◆ LISTED ENTRIES ◆
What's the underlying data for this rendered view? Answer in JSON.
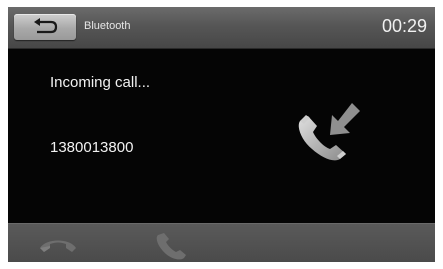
{
  "header": {
    "title": "Bluetooth",
    "time": "00:29",
    "back_icon": "back-arrow-icon"
  },
  "call": {
    "status": "Incoming call...",
    "number": "1380013800",
    "icon": "incoming-call-icon"
  },
  "footer": {
    "reject_icon": "hang-up-icon",
    "accept_icon": "answer-call-icon"
  }
}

◆ SET EXERCISE ◆
Every entry above is to be set down exactly; the pictures are to be left out.

◆ THE OUTPUT ◆
What's the underlying data for this rendered view? Answer in JSON.
{
  "header": {
    "title": "Bluetooth",
    "time": "00:29",
    "back_icon": "back-arrow-icon"
  },
  "call": {
    "status": "Incoming call...",
    "number": "1380013800",
    "icon": "incoming-call-icon"
  },
  "footer": {
    "reject_icon": "hang-up-icon",
    "accept_icon": "answer-call-icon"
  }
}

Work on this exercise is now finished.